Stored data:
§ §

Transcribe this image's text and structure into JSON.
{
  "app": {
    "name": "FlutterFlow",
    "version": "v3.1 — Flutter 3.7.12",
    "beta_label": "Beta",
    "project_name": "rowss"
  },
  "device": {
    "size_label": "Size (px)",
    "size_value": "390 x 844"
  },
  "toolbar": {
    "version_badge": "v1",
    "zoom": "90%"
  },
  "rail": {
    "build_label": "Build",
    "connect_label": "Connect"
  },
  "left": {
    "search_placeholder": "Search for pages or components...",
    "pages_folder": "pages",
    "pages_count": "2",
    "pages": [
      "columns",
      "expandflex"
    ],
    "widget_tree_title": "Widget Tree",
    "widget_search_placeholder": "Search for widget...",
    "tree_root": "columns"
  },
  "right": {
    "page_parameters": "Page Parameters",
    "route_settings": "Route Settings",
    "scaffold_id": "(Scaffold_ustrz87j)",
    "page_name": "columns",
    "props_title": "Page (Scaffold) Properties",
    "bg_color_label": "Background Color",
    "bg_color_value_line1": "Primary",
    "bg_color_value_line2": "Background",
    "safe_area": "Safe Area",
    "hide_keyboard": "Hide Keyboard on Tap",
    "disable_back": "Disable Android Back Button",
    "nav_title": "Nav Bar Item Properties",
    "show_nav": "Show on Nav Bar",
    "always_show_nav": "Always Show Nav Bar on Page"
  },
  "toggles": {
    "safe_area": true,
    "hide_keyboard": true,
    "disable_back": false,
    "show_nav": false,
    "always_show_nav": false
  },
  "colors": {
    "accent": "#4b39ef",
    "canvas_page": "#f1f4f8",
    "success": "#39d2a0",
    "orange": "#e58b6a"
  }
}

§ §

REQUIREMENT:
Write down every line of the data above that includes the string "columns".

TASK SOLUTION:
      "columns",
    "tree_root": "columns"
    "page_name": "columns",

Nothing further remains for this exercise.